Prompt: Each entry in the listing below should be restated word for word.

+---+

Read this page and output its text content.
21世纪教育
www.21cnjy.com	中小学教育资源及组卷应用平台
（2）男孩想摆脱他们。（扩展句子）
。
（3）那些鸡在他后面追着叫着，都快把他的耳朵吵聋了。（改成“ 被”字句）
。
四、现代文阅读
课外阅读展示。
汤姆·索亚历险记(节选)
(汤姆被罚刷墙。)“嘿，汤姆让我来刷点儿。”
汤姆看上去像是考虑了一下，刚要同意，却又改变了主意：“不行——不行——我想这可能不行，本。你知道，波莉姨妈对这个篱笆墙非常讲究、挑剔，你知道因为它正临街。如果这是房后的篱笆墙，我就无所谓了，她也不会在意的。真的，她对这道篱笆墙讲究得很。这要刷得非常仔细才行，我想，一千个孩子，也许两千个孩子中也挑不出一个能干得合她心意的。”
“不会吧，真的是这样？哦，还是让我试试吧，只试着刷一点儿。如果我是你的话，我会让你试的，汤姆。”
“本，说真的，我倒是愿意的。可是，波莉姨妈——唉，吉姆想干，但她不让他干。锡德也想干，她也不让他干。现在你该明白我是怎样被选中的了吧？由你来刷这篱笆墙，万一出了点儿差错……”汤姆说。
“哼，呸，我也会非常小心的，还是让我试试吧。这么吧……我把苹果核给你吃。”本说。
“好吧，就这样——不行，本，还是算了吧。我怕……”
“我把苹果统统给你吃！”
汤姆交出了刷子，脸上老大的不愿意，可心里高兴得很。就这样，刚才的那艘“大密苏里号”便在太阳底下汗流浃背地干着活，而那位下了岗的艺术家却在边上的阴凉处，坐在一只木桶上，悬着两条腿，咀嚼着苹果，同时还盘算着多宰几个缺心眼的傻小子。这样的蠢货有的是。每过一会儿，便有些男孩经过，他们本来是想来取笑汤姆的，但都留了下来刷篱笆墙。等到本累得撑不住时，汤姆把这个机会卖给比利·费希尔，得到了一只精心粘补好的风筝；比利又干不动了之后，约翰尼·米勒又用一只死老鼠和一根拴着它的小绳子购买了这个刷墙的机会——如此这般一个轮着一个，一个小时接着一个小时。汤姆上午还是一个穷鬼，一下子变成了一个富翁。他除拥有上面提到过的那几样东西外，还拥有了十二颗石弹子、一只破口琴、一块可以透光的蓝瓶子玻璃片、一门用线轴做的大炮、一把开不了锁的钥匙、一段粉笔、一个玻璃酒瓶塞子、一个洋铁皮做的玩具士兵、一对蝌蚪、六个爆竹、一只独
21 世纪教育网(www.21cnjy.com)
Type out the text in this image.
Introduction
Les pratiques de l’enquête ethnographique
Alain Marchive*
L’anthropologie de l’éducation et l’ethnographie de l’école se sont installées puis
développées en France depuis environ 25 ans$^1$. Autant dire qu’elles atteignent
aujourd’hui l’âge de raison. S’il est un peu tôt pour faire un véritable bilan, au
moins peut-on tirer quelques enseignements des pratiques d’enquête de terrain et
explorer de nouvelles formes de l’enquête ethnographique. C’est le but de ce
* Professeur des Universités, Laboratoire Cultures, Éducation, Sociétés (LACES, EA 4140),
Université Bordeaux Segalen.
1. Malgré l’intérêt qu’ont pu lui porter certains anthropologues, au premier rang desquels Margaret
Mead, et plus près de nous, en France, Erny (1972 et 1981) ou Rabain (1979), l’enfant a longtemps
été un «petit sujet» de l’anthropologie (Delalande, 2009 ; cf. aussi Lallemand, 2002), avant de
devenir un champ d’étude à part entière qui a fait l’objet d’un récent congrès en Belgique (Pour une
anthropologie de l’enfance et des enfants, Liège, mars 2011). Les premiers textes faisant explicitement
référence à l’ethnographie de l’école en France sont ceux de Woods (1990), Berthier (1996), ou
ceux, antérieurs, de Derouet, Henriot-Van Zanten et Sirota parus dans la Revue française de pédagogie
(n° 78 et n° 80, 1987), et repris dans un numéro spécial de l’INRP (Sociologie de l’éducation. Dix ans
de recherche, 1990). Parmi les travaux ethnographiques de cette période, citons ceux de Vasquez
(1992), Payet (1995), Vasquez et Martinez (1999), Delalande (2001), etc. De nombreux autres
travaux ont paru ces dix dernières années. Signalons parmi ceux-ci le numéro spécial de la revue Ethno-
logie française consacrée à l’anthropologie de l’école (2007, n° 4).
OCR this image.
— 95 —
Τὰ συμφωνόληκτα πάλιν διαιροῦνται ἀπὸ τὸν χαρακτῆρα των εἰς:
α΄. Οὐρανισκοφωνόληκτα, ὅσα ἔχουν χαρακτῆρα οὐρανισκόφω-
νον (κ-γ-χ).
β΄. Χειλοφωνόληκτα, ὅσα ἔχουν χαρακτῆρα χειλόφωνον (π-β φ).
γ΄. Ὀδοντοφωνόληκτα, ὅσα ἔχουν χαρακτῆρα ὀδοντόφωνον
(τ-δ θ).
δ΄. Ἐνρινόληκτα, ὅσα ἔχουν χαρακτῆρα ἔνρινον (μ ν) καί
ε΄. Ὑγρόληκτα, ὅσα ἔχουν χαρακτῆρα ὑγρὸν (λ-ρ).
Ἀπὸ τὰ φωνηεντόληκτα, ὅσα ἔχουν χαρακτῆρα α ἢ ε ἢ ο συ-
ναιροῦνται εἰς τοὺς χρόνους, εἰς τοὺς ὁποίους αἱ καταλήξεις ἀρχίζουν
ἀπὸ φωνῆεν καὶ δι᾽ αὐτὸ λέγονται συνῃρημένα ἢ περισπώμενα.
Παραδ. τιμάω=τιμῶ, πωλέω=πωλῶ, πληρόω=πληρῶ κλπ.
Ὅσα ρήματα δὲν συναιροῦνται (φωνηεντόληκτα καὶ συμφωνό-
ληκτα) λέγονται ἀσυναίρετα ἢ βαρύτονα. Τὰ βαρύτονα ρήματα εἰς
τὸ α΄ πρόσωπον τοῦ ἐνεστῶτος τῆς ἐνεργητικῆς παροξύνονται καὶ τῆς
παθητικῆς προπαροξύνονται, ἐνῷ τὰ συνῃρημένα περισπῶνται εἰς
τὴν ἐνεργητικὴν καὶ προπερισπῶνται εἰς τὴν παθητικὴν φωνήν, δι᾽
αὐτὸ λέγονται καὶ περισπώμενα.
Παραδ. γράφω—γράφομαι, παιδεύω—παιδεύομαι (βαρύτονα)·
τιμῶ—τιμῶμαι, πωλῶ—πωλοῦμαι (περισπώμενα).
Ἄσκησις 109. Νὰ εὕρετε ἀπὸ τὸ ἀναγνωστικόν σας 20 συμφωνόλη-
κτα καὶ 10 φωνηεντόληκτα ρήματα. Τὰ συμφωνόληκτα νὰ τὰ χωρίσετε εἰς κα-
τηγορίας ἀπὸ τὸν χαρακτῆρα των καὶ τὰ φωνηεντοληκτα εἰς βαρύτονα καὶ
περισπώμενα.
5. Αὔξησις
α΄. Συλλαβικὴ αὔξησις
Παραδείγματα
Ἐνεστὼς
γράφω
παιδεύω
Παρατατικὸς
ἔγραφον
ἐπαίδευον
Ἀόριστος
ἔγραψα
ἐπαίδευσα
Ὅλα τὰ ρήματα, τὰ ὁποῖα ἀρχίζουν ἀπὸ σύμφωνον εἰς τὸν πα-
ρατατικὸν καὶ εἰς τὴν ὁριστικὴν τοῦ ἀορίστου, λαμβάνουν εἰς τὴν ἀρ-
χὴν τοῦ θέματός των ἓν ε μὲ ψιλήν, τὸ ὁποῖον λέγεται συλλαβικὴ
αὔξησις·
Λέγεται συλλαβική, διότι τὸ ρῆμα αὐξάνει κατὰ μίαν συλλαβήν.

+---+

Answer to this exercise:
Read this page and output its text content.
21世纪教育
www.21cnjy.com	中小学教育资源及组卷应用平台
（2）男孩想摆脱他们。（扩展句子）
。
（3）那些鸡在他后面追着叫着，都快把他的耳朵吵聋了。（改成“ 被”字句）
。
四、现代文阅读
课外阅读展示。
汤姆·索亚历险记(节选)
(汤姆被罚刷墙。)“嘿，汤姆让我来刷点儿。”
汤姆看上去像是考虑了一下，刚要同意，却又改变了主意：“不行——不行——我想这可能不行，本。你知道，波莉姨妈对这个篱笆墙非常讲究、挑剔，你知道因为它正临街。如果这是房后的篱笆墙，我就无所谓了，她也不会在意的。真的，她对这道篱笆墙讲究得很。这要刷得非常仔细才行，我想，一千个孩子，也许两千个孩子中也挑不出一个能干得合她心意的。”
“不会吧，真的是这样？哦，还是让我试试吧，只试着刷一点儿。如果我是你的话，我会让你试的，汤姆。”
“本，说真的，我倒是愿意的。可是，波莉姨妈——唉，吉姆想干，但她不让他干。锡德也想干，她也不让他干。现在你该明白我是怎样被选中的了吧？由你来刷这篱笆墙，万一出了点儿差错……”汤姆说。
“哼，呸，我也会非常小心的，还是让我试试吧。这么吧……我把苹果核给你吃。”本说。
“好吧，就这样——不行，本，还是算了吧。我怕……”
“我把苹果统统给你吃！”
汤姆交出了刷子，脸上老大的不愿意，可心里高兴得很。就这样，刚才的那艘“大密苏里号”便在太阳底下汗流浃背地干着活，而那位下了岗的艺术家却在边上的阴凉处，坐在一只木桶上，悬着两条腿，咀嚼着苹果，同时还盘算着多宰几个缺心眼的傻小子。这样的蠢货有的是。每过一会儿，便有些男孩经过，他们本来是想来取笑汤姆的，但都留了下来刷篱笆墙。等到本累得撑不住时，汤姆把这个机会卖给比利·费希尔，得到了一只精心粘补好的风筝；比利又干不动了之后，约翰尼·米勒又用一只死老鼠和一根拴着它的小绳子购买了这个刷墙的机会——如此这般一个轮着一个，一个小时接着一个小时。汤姆上午还是一个穷鬼，一下子变成了一个富翁。他除拥有上面提到过的那几样东西外，还拥有了十二颗石弹子、一只破口琴、一块可以透光的蓝瓶子玻璃片、一门用线轴做的大炮、一把开不了锁的钥匙、一段粉笔、一个玻璃酒瓶塞子、一个洋铁皮做的玩具士兵、一对蝌蚪、六个爆竹、一只独
21 世纪教育网(www.21cnjy.com)
Type out the text in this image.
Introduction
Les pratiques de l’enquête ethnographique
Alain Marchive*
L’anthropologie de l’éducation et l’ethnographie de l’école se sont installées puis
développées en France depuis environ 25 ans$^1$. Autant dire qu’elles atteignent
aujourd’hui l’âge de raison. S’il est un peu tôt pour faire un véritable bilan, au
moins peut-on tirer quelques enseignements des pratiques d’enquête de terrain et
explorer de nouvelles formes de l’enquête ethnographique. C’est le but de ce
* Professeur des Universités, Laboratoire Cultures, Éducation, Sociétés (LACES, EA 4140),
Université Bordeaux Segalen.
1. Malgré l’intérêt qu’ont pu lui porter certains anthropologues, au premier rang desquels Margaret
Mead, et plus près de nous, en France, Erny (1972 et 1981) ou Rabain (1979), l’enfant a longtemps
été un «petit sujet» de l’anthropologie (Delalande, 2009 ; cf. aussi Lallemand, 2002), avant de
devenir un champ d’étude à part entière qui a fait l’objet d’un récent congrès en Belgique (Pour une
anthropologie de l’enfance et des enfants, Liège, mars 2011). Les premiers textes faisant explicitement
référence à l’ethnographie de l’école en France sont ceux de Woods (1990), Berthier (1996), ou
ceux, antérieurs, de Derouet, Henriot-Van Zanten et Sirota parus dans la Revue française de pédagogie
(n° 78 et n° 80, 1987), et repris dans un numéro spécial de l’INRP (Sociologie de l’éducation. Dix ans
de recherche, 1990). Parmi les travaux ethnographiques de cette période, citons ceux de Vasquez
(1992), Payet (1995), Vasquez et Martinez (1999), Delalande (2001), etc. De nombreux autres
travaux ont paru ces dix dernières années. Signalons parmi ceux-ci le numéro spécial de la revue Ethno-
logie française consacrée à l’anthropologie de l’école (2007, n° 4).
OCR this image.
— 95 —
Τὰ συμφωνόληκτα πάλιν διαιροῦνται ἀπὸ τὸν χαρακτῆρα των εἰς:
α΄. Οὐρανισκοφωνόληκτα, ὅσα ἔχουν χαρακτῆρα οὐρανισκόφω-
νον (κ-γ-χ).
β΄. Χειλοφωνόληκτα, ὅσα ἔχουν χαρακτῆρα χειλόφωνον (π-β φ).
γ΄. Ὀδοντοφωνόληκτα, ὅσα ἔχουν χαρακτῆρα ὀδοντόφωνον
(τ-δ θ).
δ΄. Ἐνρινόληκτα, ὅσα ἔχουν χαρακτῆρα ἔνρινον (μ ν) καί
ε΄. Ὑγρόληκτα, ὅσα ἔχουν χαρακτῆρα ὑγρὸν (λ-ρ).
Ἀπὸ τὰ φωνηεντόληκτα, ὅσα ἔχουν χαρακτῆρα α ἢ ε ἢ ο συ-
ναιροῦνται εἰς τοὺς χρόνους, εἰς τοὺς ὁποίους αἱ καταλήξεις ἀρχίζουν
ἀπὸ φωνῆεν καὶ δι᾽ αὐτὸ λέγονται συνῃρημένα ἢ περισπώμενα.
Παραδ. τιμάω=τιμῶ, πωλέω=πωλῶ, πληρόω=πληρῶ κλπ.
Ὅσα ρήματα δὲν συναιροῦνται (φωνηεντόληκτα καὶ συμφωνό-
ληκτα) λέγονται ἀσυναίρετα ἢ βαρύτονα. Τὰ βαρύτονα ρήματα εἰς
τὸ α΄ πρόσωπον τοῦ ἐνεστῶτος τῆς ἐνεργητικῆς παροξύνονται καὶ τῆς
παθητικῆς προπαροξύνονται, ἐνῷ τὰ συνῃρημένα περισπῶνται εἰς
τὴν ἐνεργητικὴν καὶ προπερισπῶνται εἰς τὴν παθητικὴν φωνήν, δι᾽
αὐτὸ λέγονται καὶ περισπώμενα.
Παραδ. γράφω—γράφομαι, παιδεύω—παιδεύομαι (βαρύτονα)·
τιμῶ—τιμῶμαι, πωλῶ—πωλοῦμαι (περισπώμενα).
Ἄσκησις 109. Νὰ εὕρετε ἀπὸ τὸ ἀναγνωστικόν σας 20 συμφωνόλη-
κτα καὶ 10 φωνηεντόληκτα ρήματα. Τὰ συμφωνόληκτα νὰ τὰ χωρίσετε εἰς κα-
τηγορίας ἀπὸ τὸν χαρακτῆρα των καὶ τὰ φωνηεντοληκτα εἰς βαρύτονα καὶ
περισπώμενα.
5. Αὔξησις
α΄. Συλλαβικὴ αὔξησις
Παραδείγματα
Ἐνεστὼς
γράφω
παιδεύω
Παρατατικὸς
ἔγραφον
ἐπαίδευον
Ἀόριστος
ἔγραψα
ἐπαίδευσα
Ὅλα τὰ ρήματα, τὰ ὁποῖα ἀρχίζουν ἀπὸ σύμφωνον εἰς τὸν πα-
ρατατικὸν καὶ εἰς τὴν ὁριστικὴν τοῦ ἀορίστου, λαμβάνουν εἰς τὴν ἀρ-
χὴν τοῦ θέματός των ἓν ε μὲ ψιλήν, τὸ ὁποῖον λέγεται συλλαβικὴ
αὔξησις·
Λέγεται συλλαβική, διότι τὸ ρῆμα αὐξάνει κατὰ μίαν συλλαβήν.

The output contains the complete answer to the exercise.